● **Raw data**
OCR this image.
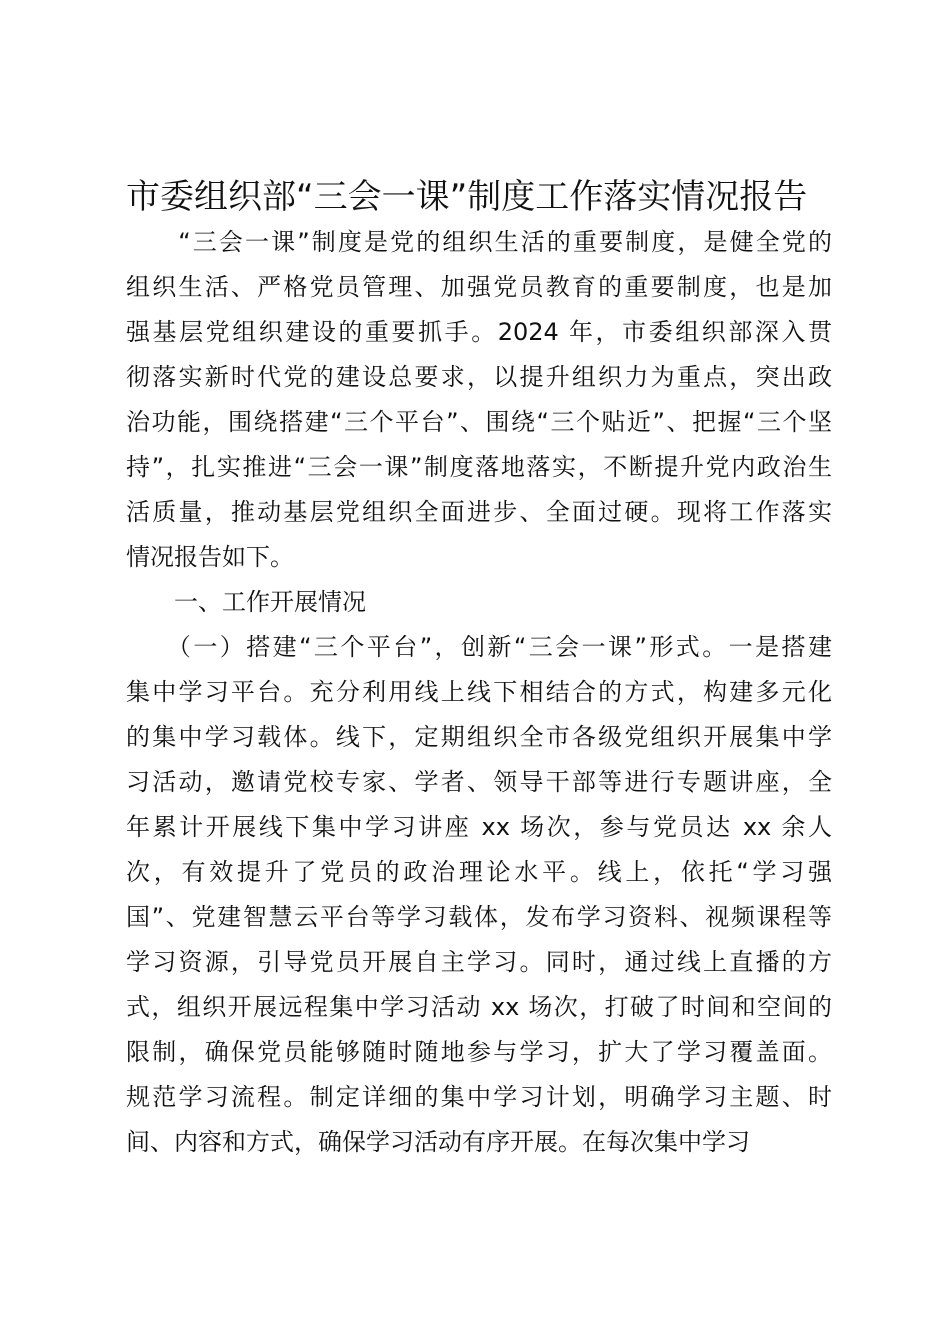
市委组织部“三会一课”制度工作落实情况报告
　　“三会一课”制度是党的组织生活的重要制度，是健全党的
组织生活、严格党员管理、加强党员教育的重要制度，也是加
强基层党组织建设的重要抓手。2024 年，市委组织部深入贯
彻落实新时代党的建设总要求，以提升组织力为重点，突出政
治功能，围绕搭建“三个平台”、围绕“三个贴近”、把握“三个坚
持”，扎实推进“三会一课”制度落地落实，不断提升党内政治生
活质量，推动基层党组织全面进步、全面过硬。现将工作落实
情况报告如下。
　　一、工作开展情况
　　（一）搭建“三个平台”，创新“三会一课”形式。一是搭建
集中学习平台。充分利用线上线下相结合的方式，构建多元化
的集中学习载体。线下，定期组织全市各级党组织开展集中学
习活动，邀请党校专家、学者、领导干部等进行专题讲座，全
年累计开展线下集中学习讲座 xx 场次，参与党员达 xx 余人
次，有效提升了党员的政治理论水平。线上，依托“学习强
国”、党建智慧云平台等学习载体，发布学习资料、视频课程等
学习资源，引导党员开展自主学习。同时，通过线上直播的方
式，组织开展远程集中学习活动 xx 场次，打破了时间和空间的
限制，确保党员能够随时随地参与学习，扩大了学习覆盖面。
规范学习流程。制定详细的集中学习计划，明确学习主题、时
间、内容和方式，确保学习活动有序开展。在每次集中学习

● **Task prompt**
Print every record above exactly as written, leaving out the pictures.

● **Response to this task**
OCR this image.
市委组织部“三会一课”制度工作落实情况报告
　　“三会一课”制度是党的组织生活的重要制度，是健全党的
组织生活、严格党员管理、加强党员教育的重要制度，也是加
强基层党组织建设的重要抓手。2024 年，市委组织部深入贯
彻落实新时代党的建设总要求，以提升组织力为重点，突出政
治功能，围绕搭建“三个平台”、围绕“三个贴近”、把握“三个坚
持”，扎实推进“三会一课”制度落地落实，不断提升党内政治生
活质量，推动基层党组织全面进步、全面过硬。现将工作落实
情况报告如下。
　　一、工作开展情况
　　（一）搭建“三个平台”，创新“三会一课”形式。一是搭建
集中学习平台。充分利用线上线下相结合的方式，构建多元化
的集中学习载体。线下，定期组织全市各级党组织开展集中学
习活动，邀请党校专家、学者、领导干部等进行专题讲座，全
年累计开展线下集中学习讲座 xx 场次，参与党员达 xx 余人
次，有效提升了党员的政治理论水平。线上，依托“学习强
国”、党建智慧云平台等学习载体，发布学习资料、视频课程等
学习资源，引导党员开展自主学习。同时，通过线上直播的方
式，组织开展远程集中学习活动 xx 场次，打破了时间和空间的
限制，确保党员能够随时随地参与学习，扩大了学习覆盖面。
规范学习流程。制定详细的集中学习计划，明确学习主题、时
间、内容和方式，确保学习活动有序开展。在每次集中学习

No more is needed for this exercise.